_Given instruction_
Copy all of the material exactly. Pictures are not to appear in the copy.

Entries from a visual dataset
◇ ◇ ◇ ◇

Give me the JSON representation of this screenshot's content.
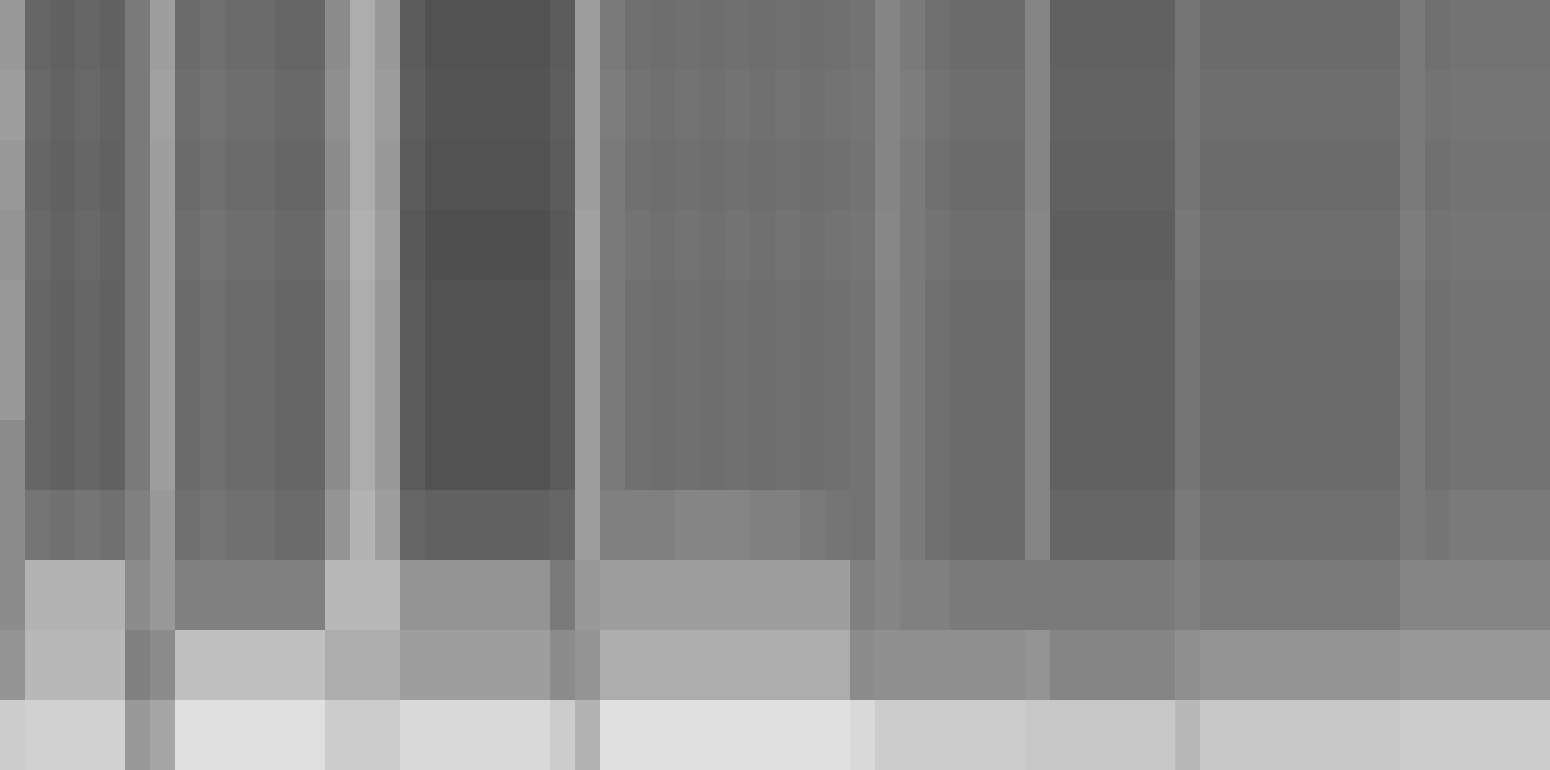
{
  "chart_data": {
    "type": "heatmap",
    "tick_labels": false,
    "zlim": [
      0,
      100
    ],
    "values": [
      [
        60,
        40,
        38,
        40,
        38,
        48,
        62,
        42,
        44,
        42,
        42,
        40,
        40,
        55,
        68,
        60,
        36,
        32,
        32,
        32,
        32,
        32,
        36,
        62,
        48,
        44,
        43,
        44,
        43,
        44,
        43,
        44,
        43,
        44,
        45,
        52,
        48,
        44,
        42,
        42,
        42,
        52,
        38,
        38,
        38,
        38,
        38,
        46,
        42,
        42,
        42,
        42,
        42,
        42,
        42,
        42,
        48,
        44,
        45,
        45,
        45,
        45
      ],
      [
        62,
        41,
        39,
        41,
        39,
        48,
        63,
        43,
        45,
        43,
        43,
        41,
        41,
        56,
        68,
        61,
        37,
        33,
        33,
        33,
        33,
        33,
        37,
        62,
        49,
        45,
        44,
        45,
        44,
        45,
        44,
        45,
        44,
        45,
        46,
        52,
        49,
        45,
        43,
        43,
        43,
        52,
        39,
        39,
        39,
        39,
        39,
        46,
        43,
        43,
        43,
        43,
        43,
        43,
        43,
        43,
        48,
        45,
        46,
        46,
        46,
        46
      ],
      [
        60,
        40,
        38,
        40,
        38,
        48,
        62,
        42,
        44,
        42,
        42,
        40,
        40,
        55,
        68,
        60,
        36,
        32,
        32,
        32,
        32,
        32,
        36,
        62,
        48,
        44,
        43,
        44,
        43,
        44,
        43,
        44,
        43,
        44,
        45,
        52,
        48,
        44,
        42,
        42,
        42,
        52,
        38,
        38,
        38,
        38,
        38,
        46,
        42,
        42,
        42,
        42,
        42,
        42,
        42,
        42,
        48,
        44,
        45,
        45,
        45,
        45
      ],
      [
        58,
        41,
        39,
        41,
        39,
        48,
        62,
        43,
        45,
        43,
        43,
        41,
        41,
        56,
        69,
        61,
        35,
        31,
        31,
        31,
        31,
        31,
        35,
        63,
        48,
        45,
        44,
        45,
        44,
        45,
        44,
        45,
        44,
        45,
        46,
        53,
        48,
        45,
        43,
        43,
        43,
        53,
        37,
        37,
        37,
        37,
        37,
        47,
        43,
        43,
        43,
        43,
        43,
        43,
        43,
        43,
        49,
        45,
        46,
        46,
        46,
        46
      ],
      [
        60,
        40,
        38,
        40,
        38,
        48,
        62,
        42,
        44,
        42,
        42,
        40,
        40,
        55,
        68,
        60,
        36,
        32,
        32,
        32,
        32,
        32,
        36,
        62,
        48,
        44,
        43,
        44,
        43,
        44,
        43,
        44,
        43,
        44,
        45,
        52,
        48,
        44,
        42,
        42,
        42,
        52,
        38,
        38,
        38,
        38,
        38,
        46,
        42,
        42,
        42,
        42,
        42,
        42,
        42,
        42,
        48,
        44,
        45,
        45,
        45,
        45
      ],
      [
        60,
        40,
        38,
        40,
        38,
        48,
        62,
        42,
        44,
        42,
        42,
        40,
        40,
        55,
        68,
        60,
        36,
        32,
        32,
        32,
        32,
        32,
        36,
        62,
        48,
        44,
        43,
        44,
        43,
        44,
        43,
        44,
        43,
        44,
        45,
        52,
        48,
        44,
        42,
        42,
        42,
        52,
        38,
        38,
        38,
        38,
        38,
        46,
        42,
        42,
        42,
        42,
        42,
        42,
        42,
        42,
        48,
        44,
        45,
        45,
        45,
        45
      ],
      [
        55,
        40,
        38,
        40,
        38,
        48,
        62,
        42,
        44,
        42,
        42,
        40,
        40,
        55,
        68,
        60,
        36,
        32,
        32,
        32,
        32,
        32,
        36,
        62,
        48,
        44,
        43,
        44,
        43,
        44,
        43,
        44,
        43,
        44,
        45,
        52,
        48,
        44,
        42,
        42,
        42,
        52,
        38,
        38,
        38,
        38,
        38,
        46,
        42,
        42,
        42,
        42,
        42,
        42,
        42,
        42,
        48,
        44,
        45,
        45,
        45,
        45
      ],
      [
        55,
        46,
        44,
        46,
        44,
        50,
        60,
        44,
        46,
        44,
        44,
        42,
        42,
        58,
        70,
        62,
        40,
        38,
        38,
        38,
        38,
        38,
        40,
        62,
        50,
        50,
        50,
        52,
        52,
        52,
        50,
        50,
        48,
        46,
        45,
        52,
        48,
        44,
        42,
        42,
        42,
        52,
        40,
        40,
        40,
        40,
        40,
        48,
        44,
        44,
        44,
        44,
        44,
        44,
        44,
        44,
        48,
        46,
        48,
        48,
        48,
        48
      ],
      [
        55,
        70,
        70,
        70,
        70,
        55,
        60,
        50,
        50,
        50,
        50,
        50,
        50,
        72,
        72,
        72,
        58,
        58,
        58,
        58,
        58,
        58,
        48,
        60,
        62,
        62,
        62,
        62,
        62,
        62,
        62,
        62,
        62,
        62,
        50,
        52,
        50,
        50,
        48,
        48,
        48,
        48,
        48,
        48,
        48,
        48,
        48,
        50,
        48,
        48,
        48,
        48,
        48,
        48,
        48,
        48,
        52,
        52,
        52,
        52,
        52,
        52
      ],
      [
        58,
        72,
        72,
        72,
        72,
        50,
        55,
        75,
        75,
        75,
        75,
        75,
        75,
        68,
        68,
        68,
        62,
        62,
        62,
        62,
        62,
        62,
        55,
        58,
        68,
        68,
        68,
        68,
        68,
        68,
        68,
        68,
        68,
        68,
        55,
        56,
        56,
        56,
        56,
        56,
        56,
        58,
        52,
        52,
        52,
        52,
        52,
        56,
        58,
        58,
        58,
        58,
        58,
        58,
        58,
        58,
        60,
        60,
        60,
        60,
        60,
        60
      ],
      [
        80,
        82,
        82,
        82,
        82,
        60,
        65,
        88,
        88,
        88,
        88,
        88,
        88,
        80,
        80,
        80,
        85,
        85,
        85,
        85,
        85,
        85,
        80,
        70,
        88,
        88,
        88,
        88,
        88,
        88,
        88,
        88,
        88,
        88,
        85,
        80,
        80,
        80,
        80,
        80,
        80,
        78,
        78,
        78,
        78,
        78,
        78,
        72,
        78,
        78,
        78,
        78,
        78,
        78,
        78,
        78,
        80,
        80,
        80,
        80,
        80,
        80
      ]
    ]
  }
}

◇ ◇ ◇ ◇

_Task result_
Give me the JSON representation of this screenshot's content.
{
  "chart_data": {
    "type": "heatmap",
    "tick_labels": false,
    "zlim": [
      0,
      100
    ],
    "values": [
      [
        60,
        40,
        38,
        40,
        38,
        48,
        62,
        42,
        44,
        42,
        42,
        40,
        40,
        55,
        68,
        60,
        36,
        32,
        32,
        32,
        32,
        32,
        36,
        62,
        48,
        44,
        43,
        44,
        43,
        44,
        43,
        44,
        43,
        44,
        45,
        52,
        48,
        44,
        42,
        42,
        42,
        52,
        38,
        38,
        38,
        38,
        38,
        46,
        42,
        42,
        42,
        42,
        42,
        42,
        42,
        42,
        48,
        44,
        45,
        45,
        45,
        45
      ],
      [
        62,
        41,
        39,
        41,
        39,
        48,
        63,
        43,
        45,
        43,
        43,
        41,
        41,
        56,
        68,
        61,
        37,
        33,
        33,
        33,
        33,
        33,
        37,
        62,
        49,
        45,
        44,
        45,
        44,
        45,
        44,
        45,
        44,
        45,
        46,
        52,
        49,
        45,
        43,
        43,
        43,
        52,
        39,
        39,
        39,
        39,
        39,
        46,
        43,
        43,
        43,
        43,
        43,
        43,
        43,
        43,
        48,
        45,
        46,
        46,
        46,
        46
      ],
      [
        60,
        40,
        38,
        40,
        38,
        48,
        62,
        42,
        44,
        42,
        42,
        40,
        40,
        55,
        68,
        60,
        36,
        32,
        32,
        32,
        32,
        32,
        36,
        62,
        48,
        44,
        43,
        44,
        43,
        44,
        43,
        44,
        43,
        44,
        45,
        52,
        48,
        44,
        42,
        42,
        42,
        52,
        38,
        38,
        38,
        38,
        38,
        46,
        42,
        42,
        42,
        42,
        42,
        42,
        42,
        42,
        48,
        44,
        45,
        45,
        45,
        45
      ],
      [
        58,
        41,
        39,
        41,
        39,
        48,
        62,
        43,
        45,
        43,
        43,
        41,
        41,
        56,
        69,
        61,
        35,
        31,
        31,
        31,
        31,
        31,
        35,
        63,
        48,
        45,
        44,
        45,
        44,
        45,
        44,
        45,
        44,
        45,
        46,
        53,
        48,
        45,
        43,
        43,
        43,
        53,
        37,
        37,
        37,
        37,
        37,
        47,
        43,
        43,
        43,
        43,
        43,
        43,
        43,
        43,
        49,
        45,
        46,
        46,
        46,
        46
      ],
      [
        60,
        40,
        38,
        40,
        38,
        48,
        62,
        42,
        44,
        42,
        42,
        40,
        40,
        55,
        68,
        60,
        36,
        32,
        32,
        32,
        32,
        32,
        36,
        62,
        48,
        44,
        43,
        44,
        43,
        44,
        43,
        44,
        43,
        44,
        45,
        52,
        48,
        44,
        42,
        42,
        42,
        52,
        38,
        38,
        38,
        38,
        38,
        46,
        42,
        42,
        42,
        42,
        42,
        42,
        42,
        42,
        48,
        44,
        45,
        45,
        45,
        45
      ],
      [
        60,
        40,
        38,
        40,
        38,
        48,
        62,
        42,
        44,
        42,
        42,
        40,
        40,
        55,
        68,
        60,
        36,
        32,
        32,
        32,
        32,
        32,
        36,
        62,
        48,
        44,
        43,
        44,
        43,
        44,
        43,
        44,
        43,
        44,
        45,
        52,
        48,
        44,
        42,
        42,
        42,
        52,
        38,
        38,
        38,
        38,
        38,
        46,
        42,
        42,
        42,
        42,
        42,
        42,
        42,
        42,
        48,
        44,
        45,
        45,
        45,
        45
      ],
      [
        55,
        40,
        38,
        40,
        38,
        48,
        62,
        42,
        44,
        42,
        42,
        40,
        40,
        55,
        68,
        60,
        36,
        32,
        32,
        32,
        32,
        32,
        36,
        62,
        48,
        44,
        43,
        44,
        43,
        44,
        43,
        44,
        43,
        44,
        45,
        52,
        48,
        44,
        42,
        42,
        42,
        52,
        38,
        38,
        38,
        38,
        38,
        46,
        42,
        42,
        42,
        42,
        42,
        42,
        42,
        42,
        48,
        44,
        45,
        45,
        45,
        45
      ],
      [
        55,
        46,
        44,
        46,
        44,
        50,
        60,
        44,
        46,
        44,
        44,
        42,
        42,
        58,
        70,
        62,
        40,
        38,
        38,
        38,
        38,
        38,
        40,
        62,
        50,
        50,
        50,
        52,
        52,
        52,
        50,
        50,
        48,
        46,
        45,
        52,
        48,
        44,
        42,
        42,
        42,
        52,
        40,
        40,
        40,
        40,
        40,
        48,
        44,
        44,
        44,
        44,
        44,
        44,
        44,
        44,
        48,
        46,
        48,
        48,
        48,
        48
      ],
      [
        55,
        70,
        70,
        70,
        70,
        55,
        60,
        50,
        50,
        50,
        50,
        50,
        50,
        72,
        72,
        72,
        58,
        58,
        58,
        58,
        58,
        58,
        48,
        60,
        62,
        62,
        62,
        62,
        62,
        62,
        62,
        62,
        62,
        62,
        50,
        52,
        50,
        50,
        48,
        48,
        48,
        48,
        48,
        48,
        48,
        48,
        48,
        50,
        48,
        48,
        48,
        48,
        48,
        48,
        48,
        48,
        52,
        52,
        52,
        52,
        52,
        52
      ],
      [
        58,
        72,
        72,
        72,
        72,
        50,
        55,
        75,
        75,
        75,
        75,
        75,
        75,
        68,
        68,
        68,
        62,
        62,
        62,
        62,
        62,
        62,
        55,
        58,
        68,
        68,
        68,
        68,
        68,
        68,
        68,
        68,
        68,
        68,
        55,
        56,
        56,
        56,
        56,
        56,
        56,
        58,
        52,
        52,
        52,
        52,
        52,
        56,
        58,
        58,
        58,
        58,
        58,
        58,
        58,
        58,
        60,
        60,
        60,
        60,
        60,
        60
      ],
      [
        80,
        82,
        82,
        82,
        82,
        60,
        65,
        88,
        88,
        88,
        88,
        88,
        88,
        80,
        80,
        80,
        85,
        85,
        85,
        85,
        85,
        85,
        80,
        70,
        88,
        88,
        88,
        88,
        88,
        88,
        88,
        88,
        88,
        88,
        85,
        80,
        80,
        80,
        80,
        80,
        80,
        78,
        78,
        78,
        78,
        78,
        78,
        72,
        78,
        78,
        78,
        78,
        78,
        78,
        78,
        78,
        80,
        80,
        80,
        80,
        80,
        80
      ]
    ]
  }
}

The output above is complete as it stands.